--- START ---

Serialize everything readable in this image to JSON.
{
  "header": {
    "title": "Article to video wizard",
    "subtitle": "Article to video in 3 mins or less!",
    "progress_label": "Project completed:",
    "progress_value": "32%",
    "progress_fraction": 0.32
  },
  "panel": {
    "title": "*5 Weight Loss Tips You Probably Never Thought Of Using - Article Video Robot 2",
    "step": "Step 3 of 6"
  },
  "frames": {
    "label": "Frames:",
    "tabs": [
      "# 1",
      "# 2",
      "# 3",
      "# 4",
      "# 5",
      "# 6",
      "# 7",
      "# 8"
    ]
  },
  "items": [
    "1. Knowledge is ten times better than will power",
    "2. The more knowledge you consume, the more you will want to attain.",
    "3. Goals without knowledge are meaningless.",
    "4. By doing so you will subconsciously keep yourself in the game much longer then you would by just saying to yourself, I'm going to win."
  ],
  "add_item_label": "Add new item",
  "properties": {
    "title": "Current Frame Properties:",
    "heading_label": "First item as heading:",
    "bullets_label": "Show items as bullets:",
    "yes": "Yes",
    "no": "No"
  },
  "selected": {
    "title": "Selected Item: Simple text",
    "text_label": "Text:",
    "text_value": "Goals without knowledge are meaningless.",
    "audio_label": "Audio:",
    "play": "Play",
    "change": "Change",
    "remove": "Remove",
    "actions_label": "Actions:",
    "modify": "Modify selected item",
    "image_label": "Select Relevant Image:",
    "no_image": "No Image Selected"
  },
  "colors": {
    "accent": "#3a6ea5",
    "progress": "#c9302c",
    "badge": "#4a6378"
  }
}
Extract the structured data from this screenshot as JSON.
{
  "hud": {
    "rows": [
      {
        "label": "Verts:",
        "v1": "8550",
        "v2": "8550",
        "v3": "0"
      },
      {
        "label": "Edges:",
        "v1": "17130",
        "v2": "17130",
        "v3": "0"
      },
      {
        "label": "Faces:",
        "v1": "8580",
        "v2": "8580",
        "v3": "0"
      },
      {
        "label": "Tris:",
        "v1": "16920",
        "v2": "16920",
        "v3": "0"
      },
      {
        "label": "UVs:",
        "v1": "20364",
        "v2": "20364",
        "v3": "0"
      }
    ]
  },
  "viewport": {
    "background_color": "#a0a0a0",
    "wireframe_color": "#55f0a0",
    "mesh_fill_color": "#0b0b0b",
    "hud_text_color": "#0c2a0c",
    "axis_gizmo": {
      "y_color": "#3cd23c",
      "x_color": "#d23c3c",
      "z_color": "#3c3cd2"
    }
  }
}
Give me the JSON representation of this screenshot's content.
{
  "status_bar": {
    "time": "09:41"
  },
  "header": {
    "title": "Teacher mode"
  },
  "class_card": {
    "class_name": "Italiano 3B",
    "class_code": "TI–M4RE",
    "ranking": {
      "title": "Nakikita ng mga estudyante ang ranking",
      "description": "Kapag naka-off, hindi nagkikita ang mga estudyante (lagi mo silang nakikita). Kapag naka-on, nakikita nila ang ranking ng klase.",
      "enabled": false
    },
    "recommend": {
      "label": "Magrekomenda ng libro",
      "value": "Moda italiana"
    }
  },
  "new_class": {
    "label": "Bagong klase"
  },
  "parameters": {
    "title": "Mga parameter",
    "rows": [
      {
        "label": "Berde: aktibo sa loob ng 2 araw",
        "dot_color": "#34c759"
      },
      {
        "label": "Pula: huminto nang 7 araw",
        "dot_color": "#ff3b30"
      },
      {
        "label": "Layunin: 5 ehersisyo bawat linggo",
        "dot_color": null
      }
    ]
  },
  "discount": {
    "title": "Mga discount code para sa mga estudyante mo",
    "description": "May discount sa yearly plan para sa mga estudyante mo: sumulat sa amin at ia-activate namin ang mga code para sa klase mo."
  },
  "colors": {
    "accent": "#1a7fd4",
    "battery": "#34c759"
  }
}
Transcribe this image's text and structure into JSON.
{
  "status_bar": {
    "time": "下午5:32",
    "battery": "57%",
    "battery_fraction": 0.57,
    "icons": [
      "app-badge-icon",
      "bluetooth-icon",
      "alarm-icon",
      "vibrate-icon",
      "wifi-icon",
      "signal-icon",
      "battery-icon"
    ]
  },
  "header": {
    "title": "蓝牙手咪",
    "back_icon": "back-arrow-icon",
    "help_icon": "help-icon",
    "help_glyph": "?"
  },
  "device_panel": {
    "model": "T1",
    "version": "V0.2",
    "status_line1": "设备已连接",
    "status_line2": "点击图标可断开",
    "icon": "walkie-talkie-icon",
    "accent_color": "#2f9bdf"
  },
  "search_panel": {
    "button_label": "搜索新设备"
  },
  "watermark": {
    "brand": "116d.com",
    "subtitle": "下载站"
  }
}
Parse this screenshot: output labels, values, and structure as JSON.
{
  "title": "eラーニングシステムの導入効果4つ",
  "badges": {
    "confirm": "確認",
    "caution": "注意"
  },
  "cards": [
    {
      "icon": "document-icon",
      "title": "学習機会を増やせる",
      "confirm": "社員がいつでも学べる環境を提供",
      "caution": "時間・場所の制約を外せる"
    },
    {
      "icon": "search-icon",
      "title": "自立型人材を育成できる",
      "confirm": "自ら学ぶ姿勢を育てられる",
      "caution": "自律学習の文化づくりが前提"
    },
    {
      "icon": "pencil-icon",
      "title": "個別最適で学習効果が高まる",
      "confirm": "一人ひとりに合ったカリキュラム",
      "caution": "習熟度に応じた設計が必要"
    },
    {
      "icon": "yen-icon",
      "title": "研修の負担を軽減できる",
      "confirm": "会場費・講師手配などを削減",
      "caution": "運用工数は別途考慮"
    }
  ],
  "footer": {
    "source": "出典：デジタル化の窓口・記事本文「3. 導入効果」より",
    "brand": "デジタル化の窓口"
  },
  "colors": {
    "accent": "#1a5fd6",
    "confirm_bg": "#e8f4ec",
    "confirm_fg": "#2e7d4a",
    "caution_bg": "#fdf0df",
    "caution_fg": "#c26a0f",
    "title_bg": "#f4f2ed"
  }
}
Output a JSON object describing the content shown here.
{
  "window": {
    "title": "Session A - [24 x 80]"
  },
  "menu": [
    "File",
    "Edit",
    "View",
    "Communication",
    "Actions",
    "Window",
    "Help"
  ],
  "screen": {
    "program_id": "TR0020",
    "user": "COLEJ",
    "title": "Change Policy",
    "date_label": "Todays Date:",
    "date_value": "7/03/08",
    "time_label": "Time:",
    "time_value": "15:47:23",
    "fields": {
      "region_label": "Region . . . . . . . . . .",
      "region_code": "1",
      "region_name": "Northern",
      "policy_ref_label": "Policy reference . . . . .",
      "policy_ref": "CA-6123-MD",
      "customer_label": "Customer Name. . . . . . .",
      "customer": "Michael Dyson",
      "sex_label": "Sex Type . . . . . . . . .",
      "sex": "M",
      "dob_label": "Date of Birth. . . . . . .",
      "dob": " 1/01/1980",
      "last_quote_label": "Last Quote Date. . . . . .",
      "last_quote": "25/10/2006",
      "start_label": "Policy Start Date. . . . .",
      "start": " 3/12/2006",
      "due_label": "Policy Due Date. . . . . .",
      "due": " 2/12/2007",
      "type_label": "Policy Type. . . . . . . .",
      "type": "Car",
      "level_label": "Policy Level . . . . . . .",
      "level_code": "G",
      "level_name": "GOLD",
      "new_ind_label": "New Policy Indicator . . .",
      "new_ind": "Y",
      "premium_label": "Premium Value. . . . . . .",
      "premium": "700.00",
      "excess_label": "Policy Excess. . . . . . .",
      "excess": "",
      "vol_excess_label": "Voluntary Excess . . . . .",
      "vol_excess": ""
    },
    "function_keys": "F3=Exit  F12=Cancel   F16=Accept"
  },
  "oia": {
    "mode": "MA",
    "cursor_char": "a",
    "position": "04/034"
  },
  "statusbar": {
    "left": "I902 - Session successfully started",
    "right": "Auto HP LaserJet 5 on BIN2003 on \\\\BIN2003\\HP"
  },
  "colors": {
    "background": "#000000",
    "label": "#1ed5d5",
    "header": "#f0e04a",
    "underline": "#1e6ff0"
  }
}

--- END ---

**Objective:** Find the word "Session" in the data and show each line that holds it.

**Result of this task:**
    "title": "Session A - [24 x 80]"
    "left": "I902 - Session successfully started",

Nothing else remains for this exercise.